## begin Dataset excerpts

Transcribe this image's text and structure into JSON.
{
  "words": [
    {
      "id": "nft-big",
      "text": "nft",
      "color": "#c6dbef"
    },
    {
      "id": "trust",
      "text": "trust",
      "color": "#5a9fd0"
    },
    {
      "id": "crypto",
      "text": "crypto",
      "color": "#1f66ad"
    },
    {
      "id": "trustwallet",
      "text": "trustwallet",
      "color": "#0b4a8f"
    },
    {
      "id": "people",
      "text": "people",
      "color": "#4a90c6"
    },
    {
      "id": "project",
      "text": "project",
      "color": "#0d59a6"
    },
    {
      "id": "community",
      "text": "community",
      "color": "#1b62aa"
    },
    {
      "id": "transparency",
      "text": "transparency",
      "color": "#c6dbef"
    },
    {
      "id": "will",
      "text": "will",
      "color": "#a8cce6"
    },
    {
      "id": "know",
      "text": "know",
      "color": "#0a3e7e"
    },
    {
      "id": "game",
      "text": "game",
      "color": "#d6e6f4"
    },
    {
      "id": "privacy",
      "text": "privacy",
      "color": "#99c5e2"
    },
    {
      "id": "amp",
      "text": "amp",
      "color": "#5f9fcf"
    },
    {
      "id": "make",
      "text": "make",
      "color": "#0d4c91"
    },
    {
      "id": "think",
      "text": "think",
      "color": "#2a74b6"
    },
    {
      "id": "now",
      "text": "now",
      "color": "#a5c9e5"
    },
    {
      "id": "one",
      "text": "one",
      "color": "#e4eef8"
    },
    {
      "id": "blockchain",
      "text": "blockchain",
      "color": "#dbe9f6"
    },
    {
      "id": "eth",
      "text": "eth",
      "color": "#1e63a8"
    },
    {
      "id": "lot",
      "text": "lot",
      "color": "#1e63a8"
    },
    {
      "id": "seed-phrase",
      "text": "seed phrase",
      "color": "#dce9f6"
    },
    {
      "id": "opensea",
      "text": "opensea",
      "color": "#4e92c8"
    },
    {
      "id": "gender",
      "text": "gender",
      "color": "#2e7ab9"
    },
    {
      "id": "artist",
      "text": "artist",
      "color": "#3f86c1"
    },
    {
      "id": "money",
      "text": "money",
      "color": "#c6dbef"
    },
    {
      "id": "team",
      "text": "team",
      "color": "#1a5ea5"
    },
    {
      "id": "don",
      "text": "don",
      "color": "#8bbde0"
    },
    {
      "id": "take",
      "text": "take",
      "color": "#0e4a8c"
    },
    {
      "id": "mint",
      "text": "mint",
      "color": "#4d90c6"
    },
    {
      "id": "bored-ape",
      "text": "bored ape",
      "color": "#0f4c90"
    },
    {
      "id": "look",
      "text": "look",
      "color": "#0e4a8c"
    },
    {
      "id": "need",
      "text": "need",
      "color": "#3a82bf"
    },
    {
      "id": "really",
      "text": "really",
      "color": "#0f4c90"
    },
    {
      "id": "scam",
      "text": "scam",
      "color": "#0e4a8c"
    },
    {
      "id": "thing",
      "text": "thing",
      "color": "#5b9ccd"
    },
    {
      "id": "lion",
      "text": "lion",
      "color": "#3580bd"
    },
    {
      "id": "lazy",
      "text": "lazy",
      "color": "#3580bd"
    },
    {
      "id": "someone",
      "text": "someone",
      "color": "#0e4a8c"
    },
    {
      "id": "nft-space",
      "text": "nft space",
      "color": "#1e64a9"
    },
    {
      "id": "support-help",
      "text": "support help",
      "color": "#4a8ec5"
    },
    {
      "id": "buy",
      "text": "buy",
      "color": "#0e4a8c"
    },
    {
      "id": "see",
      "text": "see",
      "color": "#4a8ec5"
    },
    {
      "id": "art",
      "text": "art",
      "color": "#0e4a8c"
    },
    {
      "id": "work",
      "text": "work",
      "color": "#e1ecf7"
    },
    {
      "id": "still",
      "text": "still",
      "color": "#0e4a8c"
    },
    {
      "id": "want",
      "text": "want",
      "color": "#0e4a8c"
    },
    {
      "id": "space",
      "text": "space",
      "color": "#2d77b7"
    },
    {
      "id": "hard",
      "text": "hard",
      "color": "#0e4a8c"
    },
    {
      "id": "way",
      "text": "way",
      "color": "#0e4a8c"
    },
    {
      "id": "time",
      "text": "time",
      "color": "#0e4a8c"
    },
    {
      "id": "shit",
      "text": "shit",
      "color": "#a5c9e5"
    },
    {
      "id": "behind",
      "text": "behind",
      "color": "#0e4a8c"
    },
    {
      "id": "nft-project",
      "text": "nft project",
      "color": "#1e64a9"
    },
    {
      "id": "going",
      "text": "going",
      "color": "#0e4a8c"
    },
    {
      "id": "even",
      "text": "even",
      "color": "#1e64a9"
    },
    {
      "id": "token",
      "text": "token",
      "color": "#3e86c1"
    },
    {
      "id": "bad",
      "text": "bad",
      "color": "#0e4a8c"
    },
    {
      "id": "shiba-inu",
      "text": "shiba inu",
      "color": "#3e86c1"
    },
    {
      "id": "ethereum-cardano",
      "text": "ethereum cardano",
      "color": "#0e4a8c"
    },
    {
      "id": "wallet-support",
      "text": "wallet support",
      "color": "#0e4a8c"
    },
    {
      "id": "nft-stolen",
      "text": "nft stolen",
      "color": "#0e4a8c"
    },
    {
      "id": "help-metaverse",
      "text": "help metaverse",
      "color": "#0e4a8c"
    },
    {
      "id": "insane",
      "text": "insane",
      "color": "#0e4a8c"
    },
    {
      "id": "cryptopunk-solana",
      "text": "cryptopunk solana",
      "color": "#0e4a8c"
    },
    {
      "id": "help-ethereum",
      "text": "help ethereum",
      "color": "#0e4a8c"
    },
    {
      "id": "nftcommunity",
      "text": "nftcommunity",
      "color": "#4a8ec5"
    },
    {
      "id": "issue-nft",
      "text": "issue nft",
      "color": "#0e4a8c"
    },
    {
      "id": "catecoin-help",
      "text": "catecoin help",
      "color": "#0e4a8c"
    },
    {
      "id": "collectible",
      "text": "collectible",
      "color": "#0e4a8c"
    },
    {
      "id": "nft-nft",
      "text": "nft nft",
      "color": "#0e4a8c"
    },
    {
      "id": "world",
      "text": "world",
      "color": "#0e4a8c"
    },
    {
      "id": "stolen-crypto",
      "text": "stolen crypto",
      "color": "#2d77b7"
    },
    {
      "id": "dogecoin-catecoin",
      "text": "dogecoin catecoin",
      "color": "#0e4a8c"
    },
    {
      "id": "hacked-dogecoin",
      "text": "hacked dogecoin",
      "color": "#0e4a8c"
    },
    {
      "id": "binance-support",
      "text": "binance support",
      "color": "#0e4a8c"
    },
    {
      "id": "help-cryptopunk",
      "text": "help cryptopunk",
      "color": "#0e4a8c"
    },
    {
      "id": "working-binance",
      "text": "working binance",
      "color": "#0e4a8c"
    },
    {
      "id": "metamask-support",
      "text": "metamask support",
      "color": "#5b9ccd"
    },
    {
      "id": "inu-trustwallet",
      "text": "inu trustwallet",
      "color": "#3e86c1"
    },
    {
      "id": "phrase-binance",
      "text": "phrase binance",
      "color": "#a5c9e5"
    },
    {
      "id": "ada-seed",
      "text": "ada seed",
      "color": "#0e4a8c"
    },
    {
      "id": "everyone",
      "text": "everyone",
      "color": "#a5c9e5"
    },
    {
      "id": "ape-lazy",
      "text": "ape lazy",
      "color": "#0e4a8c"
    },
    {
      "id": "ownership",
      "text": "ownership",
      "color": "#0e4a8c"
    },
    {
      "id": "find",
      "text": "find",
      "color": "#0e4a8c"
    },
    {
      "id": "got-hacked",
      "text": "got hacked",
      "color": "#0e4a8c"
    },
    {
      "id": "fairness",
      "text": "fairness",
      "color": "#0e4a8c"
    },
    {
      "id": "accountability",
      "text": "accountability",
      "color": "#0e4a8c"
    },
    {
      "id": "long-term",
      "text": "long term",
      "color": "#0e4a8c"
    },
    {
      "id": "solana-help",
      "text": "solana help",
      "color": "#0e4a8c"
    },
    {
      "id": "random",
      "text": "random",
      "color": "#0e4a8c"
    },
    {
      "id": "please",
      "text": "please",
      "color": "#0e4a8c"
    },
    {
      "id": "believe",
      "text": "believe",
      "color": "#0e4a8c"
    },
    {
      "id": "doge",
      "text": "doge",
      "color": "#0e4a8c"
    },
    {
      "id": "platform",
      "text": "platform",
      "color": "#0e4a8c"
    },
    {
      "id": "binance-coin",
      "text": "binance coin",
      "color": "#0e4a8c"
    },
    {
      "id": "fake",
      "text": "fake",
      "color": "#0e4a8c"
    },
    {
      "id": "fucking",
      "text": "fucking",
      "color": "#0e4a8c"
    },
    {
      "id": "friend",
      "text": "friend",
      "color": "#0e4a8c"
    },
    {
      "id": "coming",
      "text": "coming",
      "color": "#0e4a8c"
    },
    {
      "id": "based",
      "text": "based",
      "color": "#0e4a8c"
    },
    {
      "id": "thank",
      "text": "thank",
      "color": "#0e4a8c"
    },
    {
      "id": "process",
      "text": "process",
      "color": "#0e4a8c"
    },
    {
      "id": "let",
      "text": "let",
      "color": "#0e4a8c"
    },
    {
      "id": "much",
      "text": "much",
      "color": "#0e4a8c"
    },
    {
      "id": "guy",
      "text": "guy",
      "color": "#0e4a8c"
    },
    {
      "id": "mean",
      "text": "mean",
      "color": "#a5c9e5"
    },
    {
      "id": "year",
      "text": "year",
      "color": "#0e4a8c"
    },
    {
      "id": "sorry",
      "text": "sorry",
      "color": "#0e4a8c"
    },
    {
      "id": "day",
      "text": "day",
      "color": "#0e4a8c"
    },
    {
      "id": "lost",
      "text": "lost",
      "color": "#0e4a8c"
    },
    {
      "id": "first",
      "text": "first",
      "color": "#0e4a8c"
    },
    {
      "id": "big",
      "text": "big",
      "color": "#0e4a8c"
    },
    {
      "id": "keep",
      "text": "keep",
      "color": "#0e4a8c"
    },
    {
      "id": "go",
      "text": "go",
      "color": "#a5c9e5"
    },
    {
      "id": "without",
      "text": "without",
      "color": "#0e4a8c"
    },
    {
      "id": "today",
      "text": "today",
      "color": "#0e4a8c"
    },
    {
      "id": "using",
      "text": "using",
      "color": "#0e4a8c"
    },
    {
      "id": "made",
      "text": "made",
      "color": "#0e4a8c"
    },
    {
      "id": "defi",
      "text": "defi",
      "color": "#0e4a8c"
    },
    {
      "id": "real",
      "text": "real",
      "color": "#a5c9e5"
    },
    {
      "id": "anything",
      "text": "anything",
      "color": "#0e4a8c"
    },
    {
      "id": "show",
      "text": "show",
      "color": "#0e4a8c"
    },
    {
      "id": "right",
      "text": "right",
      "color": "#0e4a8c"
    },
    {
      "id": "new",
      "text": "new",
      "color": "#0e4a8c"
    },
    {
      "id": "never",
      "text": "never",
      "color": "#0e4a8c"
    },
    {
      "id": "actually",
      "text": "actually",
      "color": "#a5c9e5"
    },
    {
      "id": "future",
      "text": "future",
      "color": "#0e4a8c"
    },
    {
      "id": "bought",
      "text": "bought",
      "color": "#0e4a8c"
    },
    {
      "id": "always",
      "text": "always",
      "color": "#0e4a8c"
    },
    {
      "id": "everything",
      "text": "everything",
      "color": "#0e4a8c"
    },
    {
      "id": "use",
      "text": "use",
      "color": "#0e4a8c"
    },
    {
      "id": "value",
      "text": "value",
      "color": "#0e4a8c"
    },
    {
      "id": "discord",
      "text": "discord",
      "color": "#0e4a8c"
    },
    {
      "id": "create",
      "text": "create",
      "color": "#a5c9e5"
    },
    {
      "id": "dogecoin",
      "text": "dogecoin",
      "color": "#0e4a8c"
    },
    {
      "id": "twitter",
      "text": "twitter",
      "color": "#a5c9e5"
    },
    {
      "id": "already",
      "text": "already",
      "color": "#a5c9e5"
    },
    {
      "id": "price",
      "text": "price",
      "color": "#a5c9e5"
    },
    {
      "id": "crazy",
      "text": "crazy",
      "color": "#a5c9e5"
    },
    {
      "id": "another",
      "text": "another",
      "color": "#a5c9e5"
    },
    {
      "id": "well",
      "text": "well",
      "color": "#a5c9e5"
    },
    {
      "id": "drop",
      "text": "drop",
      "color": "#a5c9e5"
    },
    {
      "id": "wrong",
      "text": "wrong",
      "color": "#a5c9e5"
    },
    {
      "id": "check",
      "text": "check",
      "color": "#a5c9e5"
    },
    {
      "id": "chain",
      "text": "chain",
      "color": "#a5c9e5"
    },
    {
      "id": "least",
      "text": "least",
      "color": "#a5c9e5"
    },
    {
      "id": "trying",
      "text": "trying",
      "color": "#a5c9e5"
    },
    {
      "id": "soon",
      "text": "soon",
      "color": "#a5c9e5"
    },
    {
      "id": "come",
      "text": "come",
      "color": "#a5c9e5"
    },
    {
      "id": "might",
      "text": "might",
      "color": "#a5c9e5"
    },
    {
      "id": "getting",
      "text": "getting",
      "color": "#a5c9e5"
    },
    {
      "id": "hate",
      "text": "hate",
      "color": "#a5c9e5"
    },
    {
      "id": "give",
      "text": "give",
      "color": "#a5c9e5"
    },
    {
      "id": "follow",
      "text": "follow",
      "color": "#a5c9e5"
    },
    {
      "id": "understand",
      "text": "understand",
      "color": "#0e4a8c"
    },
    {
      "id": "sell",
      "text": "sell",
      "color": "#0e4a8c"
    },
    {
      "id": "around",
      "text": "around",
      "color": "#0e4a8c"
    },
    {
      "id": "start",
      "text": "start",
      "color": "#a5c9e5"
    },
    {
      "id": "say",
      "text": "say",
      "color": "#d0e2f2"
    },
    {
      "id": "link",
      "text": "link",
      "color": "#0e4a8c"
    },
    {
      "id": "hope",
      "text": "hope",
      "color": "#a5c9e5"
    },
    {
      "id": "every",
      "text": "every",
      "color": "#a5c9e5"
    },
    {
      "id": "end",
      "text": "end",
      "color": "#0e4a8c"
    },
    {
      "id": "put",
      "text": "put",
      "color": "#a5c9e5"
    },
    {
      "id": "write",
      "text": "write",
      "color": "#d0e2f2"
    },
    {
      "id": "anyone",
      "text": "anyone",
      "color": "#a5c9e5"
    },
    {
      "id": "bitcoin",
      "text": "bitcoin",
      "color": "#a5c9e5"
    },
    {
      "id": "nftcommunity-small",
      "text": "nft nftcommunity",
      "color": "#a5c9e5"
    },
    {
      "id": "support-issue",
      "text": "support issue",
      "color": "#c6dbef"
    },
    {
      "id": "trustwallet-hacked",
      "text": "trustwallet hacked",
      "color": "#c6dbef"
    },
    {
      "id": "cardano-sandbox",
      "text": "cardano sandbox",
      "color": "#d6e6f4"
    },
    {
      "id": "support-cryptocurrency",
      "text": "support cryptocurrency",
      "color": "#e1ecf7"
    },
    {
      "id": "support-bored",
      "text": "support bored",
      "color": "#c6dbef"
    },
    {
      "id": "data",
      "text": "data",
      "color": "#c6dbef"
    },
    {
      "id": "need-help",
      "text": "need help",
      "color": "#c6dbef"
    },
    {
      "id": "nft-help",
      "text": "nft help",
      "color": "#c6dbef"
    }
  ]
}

## end Dataset excerpts

## Given exercise
Scan the listing above for the word "ethereum" and copy every line that holds it.

## Result of the exercise
      "id": "ethereum-cardano",
      "text": "ethereum cardano",
      "id": "help-ethereum",
      "text": "help ethereum",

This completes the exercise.